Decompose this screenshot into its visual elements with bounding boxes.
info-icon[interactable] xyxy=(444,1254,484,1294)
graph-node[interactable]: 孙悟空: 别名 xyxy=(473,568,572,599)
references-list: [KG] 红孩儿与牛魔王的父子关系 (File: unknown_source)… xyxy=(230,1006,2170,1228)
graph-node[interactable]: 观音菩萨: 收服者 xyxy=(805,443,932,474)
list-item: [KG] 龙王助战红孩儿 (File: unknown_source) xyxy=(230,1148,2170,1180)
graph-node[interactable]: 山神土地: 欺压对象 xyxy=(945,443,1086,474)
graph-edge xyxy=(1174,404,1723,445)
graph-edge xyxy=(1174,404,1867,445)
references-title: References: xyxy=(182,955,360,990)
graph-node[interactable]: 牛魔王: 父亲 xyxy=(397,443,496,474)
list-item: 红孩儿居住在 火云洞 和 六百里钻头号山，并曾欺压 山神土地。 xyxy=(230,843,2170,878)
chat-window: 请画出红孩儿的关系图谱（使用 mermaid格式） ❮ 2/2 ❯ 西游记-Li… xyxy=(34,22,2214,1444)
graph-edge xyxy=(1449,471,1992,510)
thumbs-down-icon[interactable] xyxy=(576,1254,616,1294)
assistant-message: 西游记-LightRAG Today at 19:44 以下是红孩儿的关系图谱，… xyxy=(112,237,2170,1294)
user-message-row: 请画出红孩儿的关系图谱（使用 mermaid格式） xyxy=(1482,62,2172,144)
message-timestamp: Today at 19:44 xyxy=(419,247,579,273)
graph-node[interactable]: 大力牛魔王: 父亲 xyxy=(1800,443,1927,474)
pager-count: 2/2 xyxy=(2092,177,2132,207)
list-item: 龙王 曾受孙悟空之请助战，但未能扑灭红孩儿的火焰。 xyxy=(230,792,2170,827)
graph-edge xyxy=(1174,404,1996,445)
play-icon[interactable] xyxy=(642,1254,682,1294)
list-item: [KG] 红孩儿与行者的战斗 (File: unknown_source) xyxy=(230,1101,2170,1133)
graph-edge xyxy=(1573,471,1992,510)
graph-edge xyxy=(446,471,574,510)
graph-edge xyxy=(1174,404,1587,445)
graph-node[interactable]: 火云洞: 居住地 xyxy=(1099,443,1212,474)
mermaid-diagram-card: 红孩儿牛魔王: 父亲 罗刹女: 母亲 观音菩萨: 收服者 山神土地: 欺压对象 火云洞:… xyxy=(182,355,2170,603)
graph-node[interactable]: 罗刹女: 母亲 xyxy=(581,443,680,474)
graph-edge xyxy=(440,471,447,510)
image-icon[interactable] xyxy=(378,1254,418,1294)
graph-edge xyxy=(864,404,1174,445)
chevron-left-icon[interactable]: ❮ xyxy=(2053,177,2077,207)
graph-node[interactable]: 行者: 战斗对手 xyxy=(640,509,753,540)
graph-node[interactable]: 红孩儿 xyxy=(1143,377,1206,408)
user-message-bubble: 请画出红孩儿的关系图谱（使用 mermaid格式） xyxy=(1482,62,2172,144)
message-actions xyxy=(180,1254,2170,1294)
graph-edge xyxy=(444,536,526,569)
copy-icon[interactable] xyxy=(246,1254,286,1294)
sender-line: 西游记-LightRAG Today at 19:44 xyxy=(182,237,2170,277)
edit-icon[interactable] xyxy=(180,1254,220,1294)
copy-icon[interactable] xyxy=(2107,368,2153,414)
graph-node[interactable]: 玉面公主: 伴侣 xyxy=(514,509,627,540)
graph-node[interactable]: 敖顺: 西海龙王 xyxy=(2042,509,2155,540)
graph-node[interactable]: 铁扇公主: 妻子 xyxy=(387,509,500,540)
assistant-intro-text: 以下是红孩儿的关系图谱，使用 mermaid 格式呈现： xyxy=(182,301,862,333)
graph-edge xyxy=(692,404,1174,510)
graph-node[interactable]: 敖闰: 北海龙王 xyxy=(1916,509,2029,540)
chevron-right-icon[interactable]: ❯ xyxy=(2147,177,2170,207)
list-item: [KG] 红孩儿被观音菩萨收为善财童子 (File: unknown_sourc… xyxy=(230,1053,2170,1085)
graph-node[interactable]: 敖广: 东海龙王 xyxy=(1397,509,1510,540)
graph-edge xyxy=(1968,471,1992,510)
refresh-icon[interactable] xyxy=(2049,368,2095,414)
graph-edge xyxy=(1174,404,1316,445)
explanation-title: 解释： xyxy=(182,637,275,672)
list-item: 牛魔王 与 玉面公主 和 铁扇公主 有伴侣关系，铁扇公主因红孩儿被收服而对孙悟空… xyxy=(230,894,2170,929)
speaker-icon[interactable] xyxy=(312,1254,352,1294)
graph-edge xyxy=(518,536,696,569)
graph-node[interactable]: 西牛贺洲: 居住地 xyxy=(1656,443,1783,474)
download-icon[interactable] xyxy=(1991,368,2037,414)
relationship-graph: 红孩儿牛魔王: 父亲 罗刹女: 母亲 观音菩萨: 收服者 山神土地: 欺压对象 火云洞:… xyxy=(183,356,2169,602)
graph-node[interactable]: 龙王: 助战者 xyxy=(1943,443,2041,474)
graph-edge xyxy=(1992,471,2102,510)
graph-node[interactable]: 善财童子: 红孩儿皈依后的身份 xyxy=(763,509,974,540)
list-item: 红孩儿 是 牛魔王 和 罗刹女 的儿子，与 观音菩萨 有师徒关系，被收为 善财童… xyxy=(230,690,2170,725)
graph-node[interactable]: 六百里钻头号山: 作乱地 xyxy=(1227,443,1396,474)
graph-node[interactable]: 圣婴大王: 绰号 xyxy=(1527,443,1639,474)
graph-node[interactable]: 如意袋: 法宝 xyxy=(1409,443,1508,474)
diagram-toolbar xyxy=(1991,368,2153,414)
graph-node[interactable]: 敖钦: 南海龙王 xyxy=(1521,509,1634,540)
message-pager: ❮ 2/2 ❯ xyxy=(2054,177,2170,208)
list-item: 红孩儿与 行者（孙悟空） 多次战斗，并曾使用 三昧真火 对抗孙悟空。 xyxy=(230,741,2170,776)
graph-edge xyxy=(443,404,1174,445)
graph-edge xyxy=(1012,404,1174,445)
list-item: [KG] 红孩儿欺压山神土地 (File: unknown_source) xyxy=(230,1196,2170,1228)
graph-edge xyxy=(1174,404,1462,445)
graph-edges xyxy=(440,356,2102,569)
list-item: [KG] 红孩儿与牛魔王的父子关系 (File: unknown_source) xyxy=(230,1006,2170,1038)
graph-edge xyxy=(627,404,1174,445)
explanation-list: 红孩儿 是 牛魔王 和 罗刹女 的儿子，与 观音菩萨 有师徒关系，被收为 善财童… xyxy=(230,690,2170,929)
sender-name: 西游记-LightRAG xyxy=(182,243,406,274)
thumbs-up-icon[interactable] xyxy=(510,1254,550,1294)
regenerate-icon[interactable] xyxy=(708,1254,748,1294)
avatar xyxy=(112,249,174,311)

§ **DIRECTIVE**:
Rewrite all of the data above, substituting "unlisted_source" for every instance of "unknown_source" and keeping everything else the same.

§ **SOLUTION**:
Decompose this screenshot into its visual elements with bounding boxes.
info-icon[interactable] xyxy=(444,1254,484,1294)
graph-node[interactable]: 孙悟空: 别名 xyxy=(473,568,572,599)
references-list: [KG] 红孩儿与牛魔王的父子关系 (File: unlisted_source)… xyxy=(230,1006,2170,1228)
graph-node[interactable]: 观音菩萨: 收服者 xyxy=(805,443,932,474)
list-item: [KG] 龙王助战红孩儿 (File: unlisted_source) xyxy=(230,1148,2170,1180)
graph-node[interactable]: 山神土地: 欺压对象 xyxy=(945,443,1086,474)
graph-edge xyxy=(1174,404,1723,445)
graph-edge xyxy=(1174,404,1867,445)
references-title: References: xyxy=(182,955,360,990)
graph-node[interactable]: 牛魔王: 父亲 xyxy=(397,443,496,474)
list-item: 红孩儿居住在 火云洞 和 六百里钻头号山，并曾欺压 山神土地。 xyxy=(230,843,2170,878)
chat-window: 请画出红孩儿的关系图谱（使用 mermaid格式） ❮ 2/2 ❯ 西游记-Li… xyxy=(34,22,2214,1444)
graph-edge xyxy=(1449,471,1992,510)
thumbs-down-icon[interactable] xyxy=(576,1254,616,1294)
assistant-message: 西游记-LightRAG Today at 19:44 以下是红孩儿的关系图谱，… xyxy=(112,237,2170,1294)
user-message-row: 请画出红孩儿的关系图谱（使用 mermaid格式） xyxy=(1482,62,2172,144)
message-timestamp: Today at 19:44 xyxy=(419,247,579,273)
graph-node[interactable]: 大力牛魔王: 父亲 xyxy=(1800,443,1927,474)
pager-count: 2/2 xyxy=(2092,177,2132,207)
list-item: 龙王 曾受孙悟空之请助战，但未能扑灭红孩儿的火焰。 xyxy=(230,792,2170,827)
graph-edge xyxy=(1174,404,1996,445)
play-icon[interactable] xyxy=(642,1254,682,1294)
list-item: [KG] 红孩儿与行者的战斗 (File: unlisted_source) xyxy=(230,1101,2170,1133)
graph-edge xyxy=(1573,471,1992,510)
graph-edge xyxy=(446,471,574,510)
graph-edge xyxy=(1174,404,1587,445)
graph-node[interactable]: 火云洞: 居住地 xyxy=(1099,443,1212,474)
mermaid-diagram-card: 红孩儿牛魔王: 父亲 罗刹女: 母亲 观音菩萨: 收服者 山神土地: 欺压对象 火云洞:… xyxy=(182,355,2170,603)
graph-node[interactable]: 罗刹女: 母亲 xyxy=(581,443,680,474)
graph-edge xyxy=(440,471,447,510)
image-icon[interactable] xyxy=(378,1254,418,1294)
graph-edge xyxy=(864,404,1174,445)
chevron-left-icon[interactable]: ❮ xyxy=(2053,177,2077,207)
graph-node[interactable]: 行者: 战斗对手 xyxy=(640,509,753,540)
graph-node[interactable]: 红孩儿 xyxy=(1143,377,1206,408)
user-message-bubble: 请画出红孩儿的关系图谱（使用 mermaid格式） xyxy=(1482,62,2172,144)
message-actions xyxy=(180,1254,2170,1294)
graph-edge xyxy=(444,536,526,569)
copy-icon[interactable] xyxy=(246,1254,286,1294)
sender-line: 西游记-LightRAG Today at 19:44 xyxy=(182,237,2170,277)
edit-icon[interactable] xyxy=(180,1254,220,1294)
copy-icon[interactable] xyxy=(2107,368,2153,414)
graph-node[interactable]: 玉面公主: 伴侣 xyxy=(514,509,627,540)
graph-node[interactable]: 敖顺: 西海龙王 xyxy=(2042,509,2155,540)
graph-node[interactable]: 铁扇公主: 妻子 xyxy=(387,509,500,540)
assistant-intro-text: 以下是红孩儿的关系图谱，使用 mermaid 格式呈现： xyxy=(182,301,862,333)
graph-edge xyxy=(692,404,1174,510)
graph-node[interactable]: 敖闰: 北海龙王 xyxy=(1916,509,2029,540)
chevron-right-icon[interactable]: ❯ xyxy=(2147,177,2170,207)
list-item: [KG] 红孩儿被观音菩萨收为善财童子 (File: unknown_sourc… xyxy=(230,1053,2170,1085)
graph-node[interactable]: 敖广: 东海龙王 xyxy=(1397,509,1510,540)
graph-edge xyxy=(1968,471,1992,510)
refresh-icon[interactable] xyxy=(2049,368,2095,414)
graph-edge xyxy=(1174,404,1316,445)
explanation-title: 解释： xyxy=(182,637,275,672)
list-item: 牛魔王 与 玉面公主 和 铁扇公主 有伴侣关系，铁扇公主因红孩儿被收服而对孙悟空… xyxy=(230,894,2170,929)
speaker-icon[interactable] xyxy=(312,1254,352,1294)
graph-edge xyxy=(518,536,696,569)
graph-node[interactable]: 西牛贺洲: 居住地 xyxy=(1656,443,1783,474)
download-icon[interactable] xyxy=(1991,368,2037,414)
relationship-graph: 红孩儿牛魔王: 父亲 罗刹女: 母亲 观音菩萨: 收服者 山神土地: 欺压对象 火云洞:… xyxy=(183,356,2169,602)
graph-node[interactable]: 龙王: 助战者 xyxy=(1943,443,2041,474)
graph-edge xyxy=(1992,471,2102,510)
graph-node[interactable]: 善财童子: 红孩儿皈依后的身份 xyxy=(763,509,974,540)
list-item: 红孩儿 是 牛魔王 和 罗刹女 的儿子，与 观音菩萨 有师徒关系，被收为 善财童… xyxy=(230,690,2170,725)
graph-node[interactable]: 六百里钻头号山: 作乱地 xyxy=(1227,443,1396,474)
graph-node[interactable]: 圣婴大王: 绰号 xyxy=(1527,443,1639,474)
graph-node[interactable]: 如意袋: 法宝 xyxy=(1409,443,1508,474)
diagram-toolbar xyxy=(1991,368,2153,414)
graph-node[interactable]: 敖钦: 南海龙王 xyxy=(1521,509,1634,540)
message-pager: ❮ 2/2 ❯ xyxy=(2054,177,2170,208)
list-item: 红孩儿与 行者（孙悟空） 多次战斗，并曾使用 三昧真火 对抗孙悟空。 xyxy=(230,741,2170,776)
graph-edge xyxy=(443,404,1174,445)
graph-edge xyxy=(1012,404,1174,445)
list-item: [KG] 红孩儿欺压山神土地 (File: unlisted_source) xyxy=(230,1196,2170,1228)
graph-edge xyxy=(1174,404,1462,445)
graph-edges xyxy=(440,356,2102,569)
list-item: [KG] 红孩儿与牛魔王的父子关系 (File: unlisted_source) xyxy=(230,1006,2170,1038)
graph-edge xyxy=(627,404,1174,445)
explanation-list: 红孩儿 是 牛魔王 和 罗刹女 的儿子，与 观音菩萨 有师徒关系，被收为 善财童… xyxy=(230,690,2170,929)
sender-name: 西游记-LightRAG xyxy=(182,243,406,274)
thumbs-up-icon[interactable] xyxy=(510,1254,550,1294)
regenerate-icon[interactable] xyxy=(708,1254,748,1294)
avatar xyxy=(112,249,174,311)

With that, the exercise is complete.